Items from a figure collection
* * * *

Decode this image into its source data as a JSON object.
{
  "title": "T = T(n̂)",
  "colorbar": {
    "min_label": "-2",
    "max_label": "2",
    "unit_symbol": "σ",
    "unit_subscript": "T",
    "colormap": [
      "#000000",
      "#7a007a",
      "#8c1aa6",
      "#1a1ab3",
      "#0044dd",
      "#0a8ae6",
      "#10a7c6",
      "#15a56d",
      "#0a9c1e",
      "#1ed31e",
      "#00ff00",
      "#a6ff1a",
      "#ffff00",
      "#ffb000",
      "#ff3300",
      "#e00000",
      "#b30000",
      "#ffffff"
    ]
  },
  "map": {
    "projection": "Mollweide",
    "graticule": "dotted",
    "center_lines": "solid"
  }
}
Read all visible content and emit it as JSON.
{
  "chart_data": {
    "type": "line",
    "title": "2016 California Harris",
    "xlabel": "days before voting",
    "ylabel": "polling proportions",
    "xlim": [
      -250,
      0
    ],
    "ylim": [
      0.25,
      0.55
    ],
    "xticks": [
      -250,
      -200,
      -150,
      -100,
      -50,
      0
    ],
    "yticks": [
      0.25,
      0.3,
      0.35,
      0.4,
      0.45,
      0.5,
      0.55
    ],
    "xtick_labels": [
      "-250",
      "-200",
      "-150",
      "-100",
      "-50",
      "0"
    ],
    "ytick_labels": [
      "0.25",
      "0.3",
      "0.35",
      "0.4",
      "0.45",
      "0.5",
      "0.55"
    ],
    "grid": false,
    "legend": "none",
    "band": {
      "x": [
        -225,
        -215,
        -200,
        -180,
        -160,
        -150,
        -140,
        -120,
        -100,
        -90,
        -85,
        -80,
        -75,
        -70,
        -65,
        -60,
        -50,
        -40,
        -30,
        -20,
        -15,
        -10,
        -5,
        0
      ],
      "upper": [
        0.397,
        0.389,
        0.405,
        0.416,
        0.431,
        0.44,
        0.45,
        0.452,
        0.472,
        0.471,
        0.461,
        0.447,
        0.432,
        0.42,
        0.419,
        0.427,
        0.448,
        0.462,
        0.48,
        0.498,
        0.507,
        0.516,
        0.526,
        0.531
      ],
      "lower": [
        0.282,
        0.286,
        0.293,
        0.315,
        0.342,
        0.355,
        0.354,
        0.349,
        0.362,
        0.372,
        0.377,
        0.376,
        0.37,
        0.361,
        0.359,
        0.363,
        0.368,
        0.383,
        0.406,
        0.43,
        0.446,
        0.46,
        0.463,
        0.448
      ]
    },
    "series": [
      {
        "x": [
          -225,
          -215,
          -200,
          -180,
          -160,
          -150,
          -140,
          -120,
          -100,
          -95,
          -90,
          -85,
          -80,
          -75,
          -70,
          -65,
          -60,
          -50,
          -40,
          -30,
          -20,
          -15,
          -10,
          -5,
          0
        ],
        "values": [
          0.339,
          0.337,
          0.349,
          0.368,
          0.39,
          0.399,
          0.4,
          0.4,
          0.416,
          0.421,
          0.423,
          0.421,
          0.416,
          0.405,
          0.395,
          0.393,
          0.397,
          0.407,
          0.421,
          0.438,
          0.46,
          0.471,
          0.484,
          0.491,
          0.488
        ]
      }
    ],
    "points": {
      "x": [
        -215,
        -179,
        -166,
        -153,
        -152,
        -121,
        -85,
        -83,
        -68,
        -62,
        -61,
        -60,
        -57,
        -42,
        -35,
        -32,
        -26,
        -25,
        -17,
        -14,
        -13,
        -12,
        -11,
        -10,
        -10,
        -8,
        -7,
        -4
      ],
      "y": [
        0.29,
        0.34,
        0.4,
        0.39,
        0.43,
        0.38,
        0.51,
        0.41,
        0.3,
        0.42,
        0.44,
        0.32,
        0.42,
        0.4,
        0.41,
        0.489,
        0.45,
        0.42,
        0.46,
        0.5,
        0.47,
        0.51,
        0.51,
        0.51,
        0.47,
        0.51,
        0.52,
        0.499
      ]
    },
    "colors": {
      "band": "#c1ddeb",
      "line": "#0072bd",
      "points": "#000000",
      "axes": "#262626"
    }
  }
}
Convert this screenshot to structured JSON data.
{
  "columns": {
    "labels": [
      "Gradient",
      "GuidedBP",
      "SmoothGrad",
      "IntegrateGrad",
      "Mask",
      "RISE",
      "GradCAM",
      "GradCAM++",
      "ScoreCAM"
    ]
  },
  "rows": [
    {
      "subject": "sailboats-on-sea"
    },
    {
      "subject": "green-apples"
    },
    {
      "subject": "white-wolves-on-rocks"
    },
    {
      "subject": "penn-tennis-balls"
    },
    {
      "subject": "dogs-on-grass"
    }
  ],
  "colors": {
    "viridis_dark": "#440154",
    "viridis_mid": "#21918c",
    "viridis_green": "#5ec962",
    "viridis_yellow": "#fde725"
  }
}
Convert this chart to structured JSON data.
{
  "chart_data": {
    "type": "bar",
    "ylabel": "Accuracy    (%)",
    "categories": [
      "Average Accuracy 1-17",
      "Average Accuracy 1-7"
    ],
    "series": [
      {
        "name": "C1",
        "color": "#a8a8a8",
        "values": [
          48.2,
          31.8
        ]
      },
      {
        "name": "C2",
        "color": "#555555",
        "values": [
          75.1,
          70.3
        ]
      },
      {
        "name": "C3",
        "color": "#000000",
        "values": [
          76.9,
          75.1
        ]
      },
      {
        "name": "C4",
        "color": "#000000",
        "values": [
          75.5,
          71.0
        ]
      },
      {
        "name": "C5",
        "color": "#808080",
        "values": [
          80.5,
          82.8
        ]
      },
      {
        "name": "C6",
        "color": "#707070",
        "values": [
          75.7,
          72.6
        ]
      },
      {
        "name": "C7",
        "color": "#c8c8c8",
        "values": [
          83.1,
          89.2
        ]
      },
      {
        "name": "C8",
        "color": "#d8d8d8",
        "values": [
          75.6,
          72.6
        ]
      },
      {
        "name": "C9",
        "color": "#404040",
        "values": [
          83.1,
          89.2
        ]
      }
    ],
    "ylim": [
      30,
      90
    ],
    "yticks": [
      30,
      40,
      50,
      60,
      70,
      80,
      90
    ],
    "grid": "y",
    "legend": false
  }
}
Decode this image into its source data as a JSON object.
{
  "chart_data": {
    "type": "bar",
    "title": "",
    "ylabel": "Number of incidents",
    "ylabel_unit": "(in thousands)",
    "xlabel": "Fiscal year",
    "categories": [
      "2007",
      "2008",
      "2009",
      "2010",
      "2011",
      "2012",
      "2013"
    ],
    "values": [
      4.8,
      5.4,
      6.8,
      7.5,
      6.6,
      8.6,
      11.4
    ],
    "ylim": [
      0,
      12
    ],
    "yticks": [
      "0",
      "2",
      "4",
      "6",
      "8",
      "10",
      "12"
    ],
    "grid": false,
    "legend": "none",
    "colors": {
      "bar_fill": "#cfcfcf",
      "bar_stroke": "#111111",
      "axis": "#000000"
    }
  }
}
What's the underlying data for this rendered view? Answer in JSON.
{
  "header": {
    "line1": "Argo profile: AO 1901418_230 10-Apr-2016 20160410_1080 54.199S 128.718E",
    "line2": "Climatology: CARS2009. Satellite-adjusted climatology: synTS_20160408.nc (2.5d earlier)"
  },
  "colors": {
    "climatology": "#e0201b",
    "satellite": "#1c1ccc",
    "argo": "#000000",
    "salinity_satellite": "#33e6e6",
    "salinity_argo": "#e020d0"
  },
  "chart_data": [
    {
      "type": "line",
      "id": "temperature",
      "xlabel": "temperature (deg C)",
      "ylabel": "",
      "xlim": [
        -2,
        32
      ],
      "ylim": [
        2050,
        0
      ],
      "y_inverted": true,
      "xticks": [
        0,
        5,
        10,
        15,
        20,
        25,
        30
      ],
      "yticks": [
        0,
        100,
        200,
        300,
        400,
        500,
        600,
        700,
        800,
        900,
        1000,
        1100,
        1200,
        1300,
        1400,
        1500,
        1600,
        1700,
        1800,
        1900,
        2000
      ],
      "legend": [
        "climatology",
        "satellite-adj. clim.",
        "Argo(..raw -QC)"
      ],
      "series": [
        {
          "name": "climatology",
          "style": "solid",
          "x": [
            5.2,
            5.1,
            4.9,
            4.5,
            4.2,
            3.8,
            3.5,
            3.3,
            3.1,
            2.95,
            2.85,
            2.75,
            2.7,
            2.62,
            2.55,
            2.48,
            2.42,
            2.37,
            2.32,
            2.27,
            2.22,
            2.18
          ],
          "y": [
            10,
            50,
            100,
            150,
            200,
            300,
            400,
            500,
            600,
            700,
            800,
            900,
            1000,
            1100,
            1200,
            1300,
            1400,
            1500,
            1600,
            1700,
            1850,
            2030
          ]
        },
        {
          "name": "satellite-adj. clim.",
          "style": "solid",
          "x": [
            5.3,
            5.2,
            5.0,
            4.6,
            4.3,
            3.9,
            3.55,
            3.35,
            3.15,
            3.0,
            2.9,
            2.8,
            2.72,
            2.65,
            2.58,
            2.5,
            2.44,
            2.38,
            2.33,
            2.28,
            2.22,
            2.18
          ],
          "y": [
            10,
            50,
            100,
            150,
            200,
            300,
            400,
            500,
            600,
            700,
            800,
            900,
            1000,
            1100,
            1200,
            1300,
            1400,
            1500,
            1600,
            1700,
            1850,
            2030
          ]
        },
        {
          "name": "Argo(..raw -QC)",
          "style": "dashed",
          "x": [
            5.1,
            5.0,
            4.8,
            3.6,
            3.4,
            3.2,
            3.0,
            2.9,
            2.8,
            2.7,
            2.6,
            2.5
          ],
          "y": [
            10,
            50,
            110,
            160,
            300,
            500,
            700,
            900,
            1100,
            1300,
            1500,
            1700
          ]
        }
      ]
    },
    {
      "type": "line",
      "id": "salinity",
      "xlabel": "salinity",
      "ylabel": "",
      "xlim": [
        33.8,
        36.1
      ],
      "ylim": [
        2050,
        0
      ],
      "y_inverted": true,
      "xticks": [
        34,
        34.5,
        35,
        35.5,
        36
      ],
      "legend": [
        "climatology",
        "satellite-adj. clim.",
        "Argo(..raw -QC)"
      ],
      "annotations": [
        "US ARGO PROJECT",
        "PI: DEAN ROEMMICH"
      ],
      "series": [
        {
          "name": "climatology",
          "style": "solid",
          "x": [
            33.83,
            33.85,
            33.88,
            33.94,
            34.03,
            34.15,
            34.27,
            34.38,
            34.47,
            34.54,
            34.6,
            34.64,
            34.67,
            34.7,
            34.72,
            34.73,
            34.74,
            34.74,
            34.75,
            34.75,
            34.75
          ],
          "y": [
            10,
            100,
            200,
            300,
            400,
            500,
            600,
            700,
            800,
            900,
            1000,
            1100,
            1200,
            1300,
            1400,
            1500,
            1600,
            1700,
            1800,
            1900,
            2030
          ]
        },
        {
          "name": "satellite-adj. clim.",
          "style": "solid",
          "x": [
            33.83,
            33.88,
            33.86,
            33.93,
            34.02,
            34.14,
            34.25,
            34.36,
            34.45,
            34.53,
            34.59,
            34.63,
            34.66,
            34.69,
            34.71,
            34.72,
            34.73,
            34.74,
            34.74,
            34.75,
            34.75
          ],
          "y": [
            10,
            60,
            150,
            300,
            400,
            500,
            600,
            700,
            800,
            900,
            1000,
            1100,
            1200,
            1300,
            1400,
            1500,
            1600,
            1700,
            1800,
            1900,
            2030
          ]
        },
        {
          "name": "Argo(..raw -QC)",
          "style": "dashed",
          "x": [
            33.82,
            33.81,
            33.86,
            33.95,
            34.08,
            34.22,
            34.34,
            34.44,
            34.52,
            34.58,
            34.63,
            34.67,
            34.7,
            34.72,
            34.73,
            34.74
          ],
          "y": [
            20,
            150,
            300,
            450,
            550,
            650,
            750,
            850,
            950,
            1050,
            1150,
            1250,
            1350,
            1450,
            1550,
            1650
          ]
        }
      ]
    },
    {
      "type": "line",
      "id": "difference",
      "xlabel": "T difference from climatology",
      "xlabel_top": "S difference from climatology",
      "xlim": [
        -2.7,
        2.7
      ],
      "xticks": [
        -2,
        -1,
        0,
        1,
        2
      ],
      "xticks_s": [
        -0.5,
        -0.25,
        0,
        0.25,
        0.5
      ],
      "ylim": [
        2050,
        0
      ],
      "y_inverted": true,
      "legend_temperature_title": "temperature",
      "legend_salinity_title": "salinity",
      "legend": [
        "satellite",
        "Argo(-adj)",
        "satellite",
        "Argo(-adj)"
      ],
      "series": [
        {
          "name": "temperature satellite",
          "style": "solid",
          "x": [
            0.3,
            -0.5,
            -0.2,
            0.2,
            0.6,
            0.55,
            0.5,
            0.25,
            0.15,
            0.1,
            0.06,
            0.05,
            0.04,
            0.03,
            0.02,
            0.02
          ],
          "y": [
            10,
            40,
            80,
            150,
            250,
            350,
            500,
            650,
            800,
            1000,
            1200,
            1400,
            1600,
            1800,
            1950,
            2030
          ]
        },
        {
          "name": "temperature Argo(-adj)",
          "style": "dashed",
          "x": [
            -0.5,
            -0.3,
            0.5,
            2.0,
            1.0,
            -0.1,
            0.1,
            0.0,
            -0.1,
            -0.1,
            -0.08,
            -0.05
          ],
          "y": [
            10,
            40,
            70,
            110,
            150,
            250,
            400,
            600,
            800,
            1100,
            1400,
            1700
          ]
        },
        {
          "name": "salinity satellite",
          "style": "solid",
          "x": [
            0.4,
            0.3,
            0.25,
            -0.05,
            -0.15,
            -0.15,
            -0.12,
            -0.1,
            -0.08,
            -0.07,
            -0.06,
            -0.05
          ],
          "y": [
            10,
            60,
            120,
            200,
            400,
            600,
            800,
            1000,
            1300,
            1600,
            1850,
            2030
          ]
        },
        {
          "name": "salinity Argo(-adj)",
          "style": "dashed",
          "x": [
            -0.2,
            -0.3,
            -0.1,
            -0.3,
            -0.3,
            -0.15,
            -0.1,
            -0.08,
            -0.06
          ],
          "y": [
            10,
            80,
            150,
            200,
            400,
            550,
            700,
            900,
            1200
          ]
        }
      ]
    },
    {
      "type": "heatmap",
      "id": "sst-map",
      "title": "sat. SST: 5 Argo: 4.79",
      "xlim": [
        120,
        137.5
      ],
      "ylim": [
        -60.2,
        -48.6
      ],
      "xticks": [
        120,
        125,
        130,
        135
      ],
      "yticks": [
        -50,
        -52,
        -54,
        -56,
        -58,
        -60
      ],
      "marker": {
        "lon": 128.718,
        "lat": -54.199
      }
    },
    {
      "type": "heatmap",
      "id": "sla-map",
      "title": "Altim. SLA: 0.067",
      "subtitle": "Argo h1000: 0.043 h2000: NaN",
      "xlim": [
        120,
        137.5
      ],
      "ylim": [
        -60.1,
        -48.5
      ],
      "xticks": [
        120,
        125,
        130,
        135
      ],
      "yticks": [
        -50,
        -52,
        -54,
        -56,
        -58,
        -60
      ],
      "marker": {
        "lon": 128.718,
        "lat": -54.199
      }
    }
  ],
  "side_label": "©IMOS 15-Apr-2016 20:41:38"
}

* * * *

Task directions
Copy each line above where the string "JSON" occurs.

Right answer
Decode this image into its source data as a JSON object.
Read all visible content and emit it as JSON.
Convert this screenshot to structured JSON data.
Convert this chart to structured JSON data.
Decode this image into its source data as a JSON object.
What's the underlying data for this rendered view? Answer in JSON.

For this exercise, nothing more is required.